»»

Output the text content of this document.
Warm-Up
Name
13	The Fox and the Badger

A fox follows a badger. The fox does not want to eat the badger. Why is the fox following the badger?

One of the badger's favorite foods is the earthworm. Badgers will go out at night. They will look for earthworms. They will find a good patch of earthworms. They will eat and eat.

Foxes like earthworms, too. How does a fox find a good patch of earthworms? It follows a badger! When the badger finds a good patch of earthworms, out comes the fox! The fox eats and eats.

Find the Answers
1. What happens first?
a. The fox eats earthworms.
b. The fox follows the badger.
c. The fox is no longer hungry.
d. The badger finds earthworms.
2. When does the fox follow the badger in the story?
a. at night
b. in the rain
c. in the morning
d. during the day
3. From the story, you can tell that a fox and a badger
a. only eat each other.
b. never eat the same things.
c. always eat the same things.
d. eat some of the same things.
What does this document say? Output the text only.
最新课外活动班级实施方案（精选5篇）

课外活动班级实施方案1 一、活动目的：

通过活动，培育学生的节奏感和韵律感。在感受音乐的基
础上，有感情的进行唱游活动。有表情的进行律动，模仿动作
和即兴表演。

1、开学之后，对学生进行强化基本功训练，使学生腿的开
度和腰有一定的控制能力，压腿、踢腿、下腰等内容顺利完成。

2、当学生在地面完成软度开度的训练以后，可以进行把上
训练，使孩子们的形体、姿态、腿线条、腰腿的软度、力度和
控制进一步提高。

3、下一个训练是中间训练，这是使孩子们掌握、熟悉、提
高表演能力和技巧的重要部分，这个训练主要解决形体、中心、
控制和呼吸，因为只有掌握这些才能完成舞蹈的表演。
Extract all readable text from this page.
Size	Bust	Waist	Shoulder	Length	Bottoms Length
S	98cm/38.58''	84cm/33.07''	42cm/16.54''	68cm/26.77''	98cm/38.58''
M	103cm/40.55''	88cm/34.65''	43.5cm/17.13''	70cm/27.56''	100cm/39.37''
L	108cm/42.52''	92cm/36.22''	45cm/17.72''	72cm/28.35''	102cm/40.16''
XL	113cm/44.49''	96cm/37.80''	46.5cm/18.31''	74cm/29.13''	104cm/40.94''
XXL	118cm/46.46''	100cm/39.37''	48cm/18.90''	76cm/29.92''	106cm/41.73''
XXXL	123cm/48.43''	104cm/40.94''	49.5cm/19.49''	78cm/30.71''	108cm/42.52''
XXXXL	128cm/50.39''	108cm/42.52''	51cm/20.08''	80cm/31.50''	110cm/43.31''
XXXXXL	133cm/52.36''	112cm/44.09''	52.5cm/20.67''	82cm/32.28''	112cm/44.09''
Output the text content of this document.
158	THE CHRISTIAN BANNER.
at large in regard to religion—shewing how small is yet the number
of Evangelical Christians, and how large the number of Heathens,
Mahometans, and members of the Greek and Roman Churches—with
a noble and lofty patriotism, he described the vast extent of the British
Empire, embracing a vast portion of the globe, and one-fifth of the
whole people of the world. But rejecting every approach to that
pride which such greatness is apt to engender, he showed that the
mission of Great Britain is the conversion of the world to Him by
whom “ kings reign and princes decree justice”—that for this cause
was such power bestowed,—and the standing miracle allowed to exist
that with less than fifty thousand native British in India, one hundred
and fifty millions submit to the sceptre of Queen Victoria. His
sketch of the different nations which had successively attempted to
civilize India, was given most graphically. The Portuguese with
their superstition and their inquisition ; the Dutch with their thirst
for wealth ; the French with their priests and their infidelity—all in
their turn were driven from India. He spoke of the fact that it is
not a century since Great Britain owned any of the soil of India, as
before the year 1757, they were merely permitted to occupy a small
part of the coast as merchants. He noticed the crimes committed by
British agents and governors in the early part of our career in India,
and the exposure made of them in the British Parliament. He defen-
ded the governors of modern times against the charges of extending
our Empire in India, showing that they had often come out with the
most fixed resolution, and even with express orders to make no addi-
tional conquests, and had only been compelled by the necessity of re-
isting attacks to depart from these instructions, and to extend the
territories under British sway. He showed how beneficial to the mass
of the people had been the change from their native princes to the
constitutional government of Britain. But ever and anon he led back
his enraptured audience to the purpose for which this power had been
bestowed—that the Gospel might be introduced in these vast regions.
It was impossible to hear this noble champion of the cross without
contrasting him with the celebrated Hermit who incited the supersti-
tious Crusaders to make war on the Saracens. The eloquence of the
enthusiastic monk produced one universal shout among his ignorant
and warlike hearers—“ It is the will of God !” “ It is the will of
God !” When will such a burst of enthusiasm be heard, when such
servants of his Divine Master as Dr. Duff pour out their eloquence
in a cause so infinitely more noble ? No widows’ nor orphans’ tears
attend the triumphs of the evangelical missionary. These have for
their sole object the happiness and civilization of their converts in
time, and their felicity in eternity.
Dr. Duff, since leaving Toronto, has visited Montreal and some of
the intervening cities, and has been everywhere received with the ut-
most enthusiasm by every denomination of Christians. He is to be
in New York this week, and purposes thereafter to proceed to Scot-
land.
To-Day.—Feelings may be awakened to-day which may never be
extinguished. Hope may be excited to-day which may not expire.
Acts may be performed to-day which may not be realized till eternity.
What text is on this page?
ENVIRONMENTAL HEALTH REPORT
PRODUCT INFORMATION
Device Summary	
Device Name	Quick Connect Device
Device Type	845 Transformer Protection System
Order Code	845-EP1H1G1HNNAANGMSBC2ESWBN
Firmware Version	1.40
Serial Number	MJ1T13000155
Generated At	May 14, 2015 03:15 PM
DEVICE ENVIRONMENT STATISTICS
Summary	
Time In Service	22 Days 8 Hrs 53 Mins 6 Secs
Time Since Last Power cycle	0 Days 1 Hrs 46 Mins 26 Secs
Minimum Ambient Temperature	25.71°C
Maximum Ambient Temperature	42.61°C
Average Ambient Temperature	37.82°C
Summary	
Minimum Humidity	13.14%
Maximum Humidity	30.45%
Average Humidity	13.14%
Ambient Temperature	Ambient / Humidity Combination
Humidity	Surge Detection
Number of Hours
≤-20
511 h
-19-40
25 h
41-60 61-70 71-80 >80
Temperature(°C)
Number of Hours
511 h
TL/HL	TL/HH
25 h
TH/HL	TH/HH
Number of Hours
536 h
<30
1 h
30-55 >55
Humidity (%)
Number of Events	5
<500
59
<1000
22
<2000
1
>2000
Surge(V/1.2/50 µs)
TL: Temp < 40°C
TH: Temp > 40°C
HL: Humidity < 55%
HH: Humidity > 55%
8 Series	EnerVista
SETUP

««

■ **WHAT THE TASK REQUIRES**: Track down all lines above with the string "never" and copy them.

■ **FINISHED EXERCISE**:
b. never eat the same things.
To-Day.—Feelings may be awakened to-day which may never be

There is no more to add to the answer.